- WHAT TO WORK ON:
Print out the entries below with no edits.

* * * * * * *

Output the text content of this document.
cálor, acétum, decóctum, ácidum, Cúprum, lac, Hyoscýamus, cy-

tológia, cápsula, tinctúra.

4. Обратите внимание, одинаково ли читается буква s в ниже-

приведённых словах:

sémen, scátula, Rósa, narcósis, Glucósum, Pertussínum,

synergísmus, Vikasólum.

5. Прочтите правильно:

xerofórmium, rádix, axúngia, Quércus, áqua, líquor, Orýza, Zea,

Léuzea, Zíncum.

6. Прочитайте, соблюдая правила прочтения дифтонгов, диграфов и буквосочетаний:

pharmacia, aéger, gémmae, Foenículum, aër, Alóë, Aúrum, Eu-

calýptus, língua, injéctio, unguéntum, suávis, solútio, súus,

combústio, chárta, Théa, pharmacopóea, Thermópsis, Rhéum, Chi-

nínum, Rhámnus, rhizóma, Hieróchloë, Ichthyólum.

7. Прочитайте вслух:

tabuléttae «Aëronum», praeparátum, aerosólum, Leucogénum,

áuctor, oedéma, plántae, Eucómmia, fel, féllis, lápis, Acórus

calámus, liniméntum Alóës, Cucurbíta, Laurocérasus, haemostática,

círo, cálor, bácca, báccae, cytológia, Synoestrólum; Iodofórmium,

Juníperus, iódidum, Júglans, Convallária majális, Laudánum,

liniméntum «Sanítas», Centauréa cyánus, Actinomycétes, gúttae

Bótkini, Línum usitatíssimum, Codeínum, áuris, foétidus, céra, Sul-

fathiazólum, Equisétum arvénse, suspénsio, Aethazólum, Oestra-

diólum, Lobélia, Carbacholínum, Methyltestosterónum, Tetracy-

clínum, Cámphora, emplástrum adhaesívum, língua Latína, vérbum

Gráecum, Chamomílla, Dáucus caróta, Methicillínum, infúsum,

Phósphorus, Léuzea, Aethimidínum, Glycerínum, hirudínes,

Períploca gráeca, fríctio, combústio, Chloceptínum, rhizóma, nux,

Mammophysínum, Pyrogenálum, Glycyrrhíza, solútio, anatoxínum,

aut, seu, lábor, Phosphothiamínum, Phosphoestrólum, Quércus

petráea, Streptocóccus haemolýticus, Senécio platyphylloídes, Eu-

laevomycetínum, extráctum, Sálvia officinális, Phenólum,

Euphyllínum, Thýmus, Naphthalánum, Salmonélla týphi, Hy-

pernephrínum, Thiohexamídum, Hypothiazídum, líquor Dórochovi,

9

* * * * * * *

- THE REPLY:
Output the text content of this document.
cálor, acétum, decóctum, ácidum, Cúprum, lac, Hyoscýamus, cy-

tológia, cápsula, tinctúra.

4. Обратите внимание, одинаково ли читается буква s в ниже-

приведённых словах:

sémen, scátula, Rósa, narcósis, Glucósum, Pertussínum,

synergísmus, Vikasólum.

5. Прочтите правильно:

xerofórmium, rádix, axúngia, Quércus, áqua, líquor, Orýza, Zea,

Léuzea, Zíncum.

6. Прочитайте, соблюдая правила прочтения дифтонгов, диграфов и буквосочетаний:

pharmacia, aéger, gémmae, Foenículum, aër, Alóë, Aúrum, Eu-

calýptus, língua, injéctio, unguéntum, suávis, solútio, súus,

combústio, chárta, Théa, pharmacopóea, Thermópsis, Rhéum, Chi-

nínum, Rhámnus, rhizóma, Hieróchloë, Ichthyólum.

7. Прочитайте вслух:

tabuléttae «Aëronum», praeparátum, aerosólum, Leucogénum,

áuctor, oedéma, plántae, Eucómmia, fel, féllis, lápis, Acórus

calámus, liniméntum Alóës, Cucurbíta, Laurocérasus, haemostática,

círo, cálor, bácca, báccae, cytológia, Synoestrólum; Iodofórmium,

Juníperus, iódidum, Júglans, Convallária majális, Laudánum,

liniméntum «Sanítas», Centauréa cyánus, Actinomycétes, gúttae

Bótkini, Línum usitatíssimum, Codeínum, áuris, foétidus, céra, Sul-

fathiazólum, Equisétum arvénse, suspénsio, Aethazólum, Oestra-

diólum, Lobélia, Carbacholínum, Methyltestosterónum, Tetracy-

clínum, Cámphora, emplástrum adhaesívum, língua Latína, vérbum

Gráecum, Chamomílla, Dáucus caróta, Methicillínum, infúsum,

Phósphorus, Léuzea, Aethimidínum, Glycerínum, hirudínes,

Períploca gráeca, fríctio, combústio, Chloceptínum, rhizóma, nux,

Mammophysínum, Pyrogenálum, Glycyrrhíza, solútio, anatoxínum,

aut, seu, lábor, Phosphothiamínum, Phosphoestrólum, Quércus

petráea, Streptocóccus haemolýticus, Senécio platyphylloídes, Eu-

laevomycetínum, extráctum, Sálvia officinális, Phenólum,

Euphyllínum, Thýmus, Naphthalánum, Salmonélla týphi, Hy-

pernephrínum, Thiohexamídum, Hypothiazídum, líquor Dórochovi,

9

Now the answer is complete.